» GIVEN EXERCISE:
Starting with the line that holds "Type out the text in this image.", copy out each remaining line of the listing below, up to and including the last one, and include nothing else.

» DATA FOR THIS EXERCISE:
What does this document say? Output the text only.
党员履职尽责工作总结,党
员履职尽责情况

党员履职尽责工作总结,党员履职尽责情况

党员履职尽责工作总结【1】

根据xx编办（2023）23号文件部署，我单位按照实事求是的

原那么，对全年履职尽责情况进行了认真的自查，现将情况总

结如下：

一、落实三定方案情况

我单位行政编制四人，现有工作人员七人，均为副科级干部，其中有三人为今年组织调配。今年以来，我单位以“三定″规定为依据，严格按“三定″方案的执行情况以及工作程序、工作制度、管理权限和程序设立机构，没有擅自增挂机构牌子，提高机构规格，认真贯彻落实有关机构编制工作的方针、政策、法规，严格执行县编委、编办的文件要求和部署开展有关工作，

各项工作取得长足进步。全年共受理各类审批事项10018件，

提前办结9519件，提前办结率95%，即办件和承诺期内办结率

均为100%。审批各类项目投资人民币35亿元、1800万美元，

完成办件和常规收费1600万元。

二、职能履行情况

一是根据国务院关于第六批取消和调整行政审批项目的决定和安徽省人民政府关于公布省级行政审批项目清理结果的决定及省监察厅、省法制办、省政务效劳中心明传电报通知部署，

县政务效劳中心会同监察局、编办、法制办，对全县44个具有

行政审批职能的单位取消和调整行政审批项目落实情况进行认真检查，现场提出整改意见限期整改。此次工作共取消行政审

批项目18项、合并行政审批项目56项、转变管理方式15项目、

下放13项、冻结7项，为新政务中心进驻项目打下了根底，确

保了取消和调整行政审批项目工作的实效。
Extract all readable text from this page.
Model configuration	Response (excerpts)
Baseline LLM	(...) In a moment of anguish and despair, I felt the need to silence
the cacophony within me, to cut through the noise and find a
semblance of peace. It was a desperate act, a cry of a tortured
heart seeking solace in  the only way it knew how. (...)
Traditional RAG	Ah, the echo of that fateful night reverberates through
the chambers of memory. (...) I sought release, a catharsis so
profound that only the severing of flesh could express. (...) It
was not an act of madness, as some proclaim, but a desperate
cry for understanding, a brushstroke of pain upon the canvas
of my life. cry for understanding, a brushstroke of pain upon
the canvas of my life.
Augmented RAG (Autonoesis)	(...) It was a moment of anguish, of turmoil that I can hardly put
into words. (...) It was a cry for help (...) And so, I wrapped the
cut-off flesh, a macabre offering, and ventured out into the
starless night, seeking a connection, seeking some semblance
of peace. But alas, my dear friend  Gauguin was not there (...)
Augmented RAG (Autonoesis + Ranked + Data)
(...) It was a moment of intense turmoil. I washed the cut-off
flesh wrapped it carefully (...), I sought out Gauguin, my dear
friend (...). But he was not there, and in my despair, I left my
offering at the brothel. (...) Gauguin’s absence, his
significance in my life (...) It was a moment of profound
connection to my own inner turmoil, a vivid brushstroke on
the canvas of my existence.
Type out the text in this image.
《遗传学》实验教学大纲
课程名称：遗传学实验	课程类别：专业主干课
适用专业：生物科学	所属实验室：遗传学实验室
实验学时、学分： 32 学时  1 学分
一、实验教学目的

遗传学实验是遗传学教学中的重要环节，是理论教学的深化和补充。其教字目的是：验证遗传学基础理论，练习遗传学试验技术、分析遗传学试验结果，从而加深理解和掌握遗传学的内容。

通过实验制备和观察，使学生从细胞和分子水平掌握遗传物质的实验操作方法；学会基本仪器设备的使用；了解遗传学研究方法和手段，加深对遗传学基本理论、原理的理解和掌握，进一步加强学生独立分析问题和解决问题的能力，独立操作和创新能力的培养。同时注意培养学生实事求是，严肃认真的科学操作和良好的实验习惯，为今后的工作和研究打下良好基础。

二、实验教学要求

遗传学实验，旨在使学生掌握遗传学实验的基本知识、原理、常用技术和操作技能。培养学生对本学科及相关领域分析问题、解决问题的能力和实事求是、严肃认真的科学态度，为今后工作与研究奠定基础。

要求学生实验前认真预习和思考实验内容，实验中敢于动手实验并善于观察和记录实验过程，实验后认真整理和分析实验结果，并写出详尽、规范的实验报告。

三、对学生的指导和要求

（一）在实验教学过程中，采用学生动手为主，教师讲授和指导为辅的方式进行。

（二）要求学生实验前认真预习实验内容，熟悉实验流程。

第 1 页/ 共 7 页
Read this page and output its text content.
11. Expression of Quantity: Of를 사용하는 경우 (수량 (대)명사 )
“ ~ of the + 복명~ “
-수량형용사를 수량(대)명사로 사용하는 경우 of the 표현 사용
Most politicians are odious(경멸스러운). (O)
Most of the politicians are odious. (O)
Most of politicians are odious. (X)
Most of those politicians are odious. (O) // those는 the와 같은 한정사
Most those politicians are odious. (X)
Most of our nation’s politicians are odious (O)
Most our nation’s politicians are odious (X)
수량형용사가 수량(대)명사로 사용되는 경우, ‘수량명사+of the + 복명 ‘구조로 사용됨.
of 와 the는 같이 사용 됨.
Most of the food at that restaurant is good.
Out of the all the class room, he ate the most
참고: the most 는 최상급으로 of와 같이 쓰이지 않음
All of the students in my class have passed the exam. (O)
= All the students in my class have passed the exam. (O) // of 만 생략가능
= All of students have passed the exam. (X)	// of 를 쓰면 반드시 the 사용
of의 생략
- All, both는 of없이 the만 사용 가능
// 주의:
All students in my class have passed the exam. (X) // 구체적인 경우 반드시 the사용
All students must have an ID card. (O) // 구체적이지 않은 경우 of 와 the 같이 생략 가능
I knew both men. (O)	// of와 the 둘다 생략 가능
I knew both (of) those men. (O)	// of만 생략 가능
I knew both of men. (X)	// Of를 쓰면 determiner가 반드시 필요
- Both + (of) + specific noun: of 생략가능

» WRITTEN REPLY:
Type out the text in this image.
《遗传学》实验教学大纲
课程名称：遗传学实验	课程类别：专业主干课
适用专业：生物科学	所属实验室：遗传学实验室
实验学时、学分： 32 学时  1 学分
一、实验教学目的

遗传学实验是遗传学教学中的重要环节，是理论教学的深化和补充。其教字目的是：验证遗传学基础理论，练习遗传学试验技术、分析遗传学试验结果，从而加深理解和掌握遗传学的内容。

通过实验制备和观察，使学生从细胞和分子水平掌握遗传物质的实验操作方法；学会基本仪器设备的使用；了解遗传学研究方法和手段，加深对遗传学基本理论、原理的理解和掌握，进一步加强学生独立分析问题和解决问题的能力，独立操作和创新能力的培养。同时注意培养学生实事求是，严肃认真的科学操作和良好的实验习惯，为今后的工作和研究打下良好基础。

二、实验教学要求

遗传学实验，旨在使学生掌握遗传学实验的基本知识、原理、常用技术和操作技能。培养学生对本学科及相关领域分析问题、解决问题的能力和实事求是、严肃认真的科学态度，为今后工作与研究奠定基础。

要求学生实验前认真预习和思考实验内容，实验中敢于动手实验并善于观察和记录实验过程，实验后认真整理和分析实验结果，并写出详尽、规范的实验报告。

三、对学生的指导和要求

（一）在实验教学过程中，采用学生动手为主，教师讲授和指导为辅的方式进行。

（二）要求学生实验前认真预习实验内容，熟悉实验流程。

第 1 页/ 共 7 页
Read this page and output its text content.
11. Expression of Quantity: Of를 사용하는 경우 (수량 (대)명사 )
“ ~ of the + 복명~ “
-수량형용사를 수량(대)명사로 사용하는 경우 of the 표현 사용
Most politicians are odious(경멸스러운). (O)
Most of the politicians are odious. (O)
Most of politicians are odious. (X)
Most of those politicians are odious. (O) // those는 the와 같은 한정사
Most those politicians are odious. (X)
Most of our nation’s politicians are odious (O)
Most our nation’s politicians are odious (X)
수량형용사가 수량(대)명사로 사용되는 경우, ‘수량명사+of the + 복명 ‘구조로 사용됨.
of 와 the는 같이 사용 됨.
Most of the food at that restaurant is good.
Out of the all the class room, he ate the most
참고: the most 는 최상급으로 of와 같이 쓰이지 않음
All of the students in my class have passed the exam. (O)
= All the students in my class have passed the exam. (O) // of 만 생략가능
= All of students have passed the exam. (X)	// of 를 쓰면 반드시 the 사용
of의 생략
- All, both는 of없이 the만 사용 가능
// 주의:
All students in my class have passed the exam. (X) // 구체적인 경우 반드시 the사용
All students must have an ID card. (O) // 구체적이지 않은 경우 of 와 the 같이 생략 가능
I knew both men. (O)	// of와 the 둘다 생략 가능
I knew both (of) those men. (O)	// of만 생략 가능
I knew both of men. (X)	// Of를 쓰면 determiner가 반드시 필요
- Both + (of) + specific noun: of 생략가능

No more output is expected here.